[Data entries]
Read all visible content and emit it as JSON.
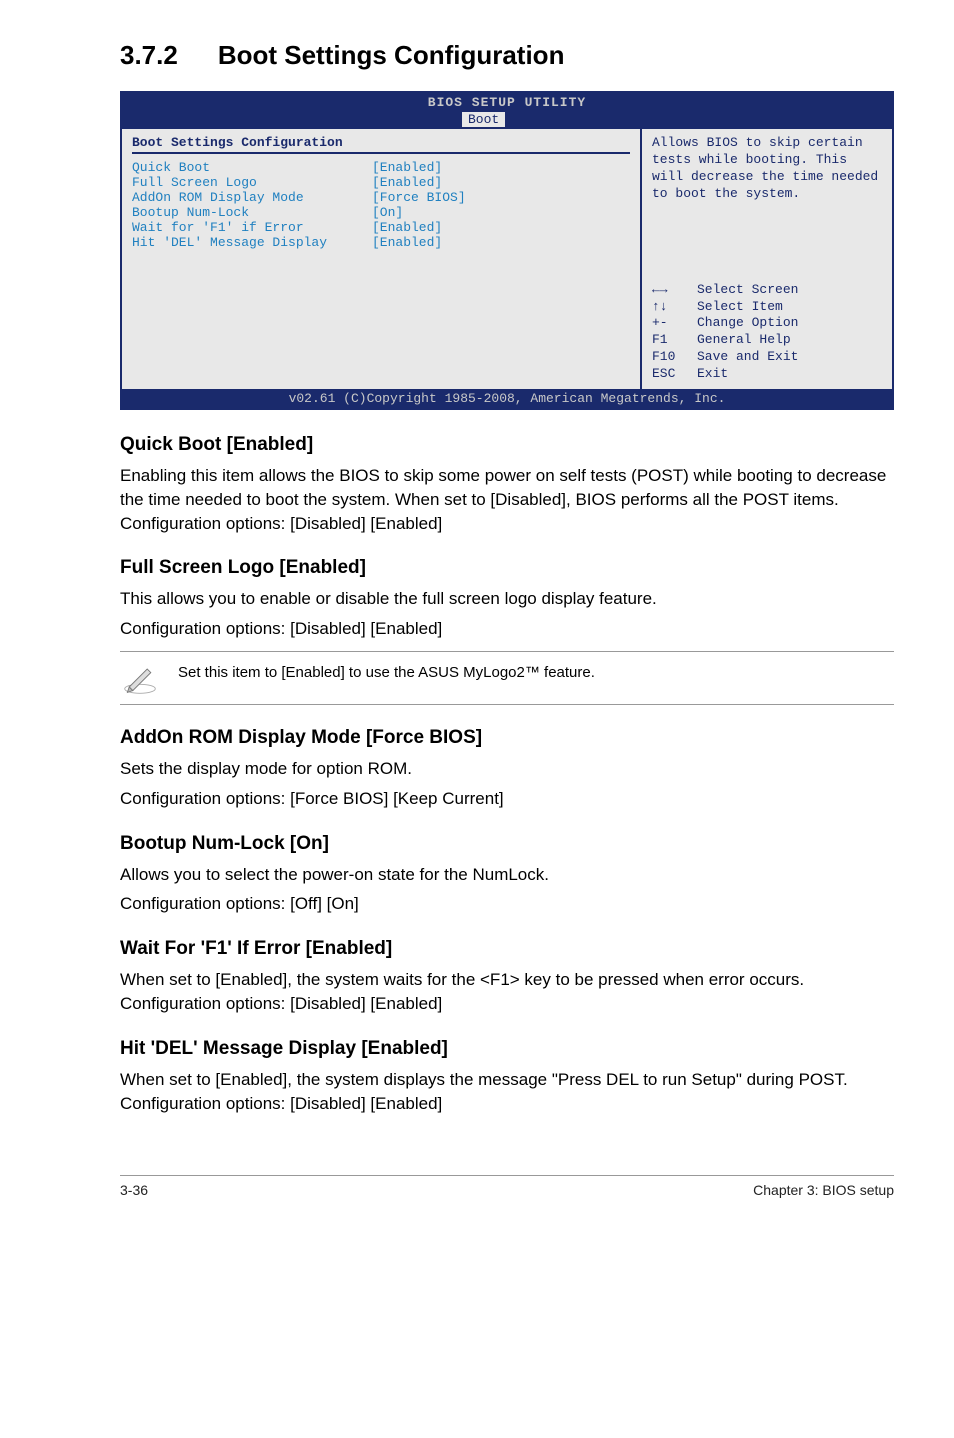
{
  "section": {
    "number": "3.7.2",
    "title": "Boot Settings Configuration"
  },
  "bios": {
    "title": "BIOS SETUP UTILITY",
    "tab": "Boot",
    "heading": "Boot Settings Configuration",
    "items": [
      {
        "label": "Quick Boot",
        "value": "[Enabled]"
      },
      {
        "label": "Full Screen Logo",
        "value": "[Enabled]"
      },
      {
        "label": "AddOn ROM Display Mode",
        "value": "[Force BIOS]"
      },
      {
        "label": "Bootup Num-Lock",
        "value": "[On]"
      },
      {
        "label": "Wait for 'F1' if Error",
        "value": "[Enabled]"
      },
      {
        "label": "Hit 'DEL' Message Display",
        "value": "[Enabled]"
      }
    ],
    "help": "Allows BIOS to skip certain tests while booting. This will decrease the time needed to boot the system.",
    "nav": [
      {
        "key": "←→",
        "desc": "Select Screen"
      },
      {
        "key": "↑↓",
        "desc": "Select Item"
      },
      {
        "key": "+-",
        "desc": "Change Option"
      },
      {
        "key": "F1",
        "desc": "General Help"
      },
      {
        "key": "F10",
        "desc": "Save and Exit"
      },
      {
        "key": "ESC",
        "desc": "Exit"
      }
    ],
    "footer": "v02.61 (C)Copyright 1985-2008, American Megatrends, Inc."
  },
  "content": {
    "quick_boot": {
      "heading": "Quick Boot [Enabled]",
      "body": "Enabling this item allows the BIOS to skip some power on self tests (POST) while booting to decrease the time needed to boot the system. When set to [Disabled], BIOS performs all the POST items. Configuration options: [Disabled] [Enabled]"
    },
    "full_screen": {
      "heading": "Full Screen Logo [Enabled]",
      "body1": "This allows you to enable or disable the full screen logo display feature.",
      "body2": "Configuration options: [Disabled] [Enabled]",
      "note": "Set this item to [Enabled] to use the ASUS MyLogo2™ feature."
    },
    "addon": {
      "heading": "AddOn ROM Display Mode [Force BIOS]",
      "body1": "Sets the display mode for option ROM.",
      "body2": "Configuration options: [Force BIOS] [Keep Current]"
    },
    "bootup": {
      "heading": "Bootup Num-Lock [On]",
      "body1": "Allows you to select the power-on state for the NumLock.",
      "body2": "Configuration options: [Off] [On]"
    },
    "wait_f1": {
      "heading": "Wait For 'F1' If Error [Enabled]",
      "body": "When set to [Enabled], the system waits for the <F1> key to be pressed when error occurs. Configuration options: [Disabled] [Enabled]"
    },
    "hit_del": {
      "heading": "Hit 'DEL' Message Display [Enabled]",
      "body": "When set to [Enabled], the system displays the message \"Press DEL to run Setup\" during POST. Configuration options: [Disabled] [Enabled]"
    }
  },
  "footer": {
    "left": "3-36",
    "right": "Chapter 3: BIOS setup"
  }
}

▶ **Directions for this task**:
Search the entries for the word "needed", then gather every line that has it.

▶ **Result of this task**:
    "help": "Allows BIOS to skip certain tests while booting. This will decrease the time needed to boot the system.",
      "body": "Enabling this item allows the BIOS to skip some power on self tests (POST) while booting to decrease the time needed to boot the system. When set to [Disabled], BIOS performs all the POST items. Configuration options: [Disabled] [Enabled]"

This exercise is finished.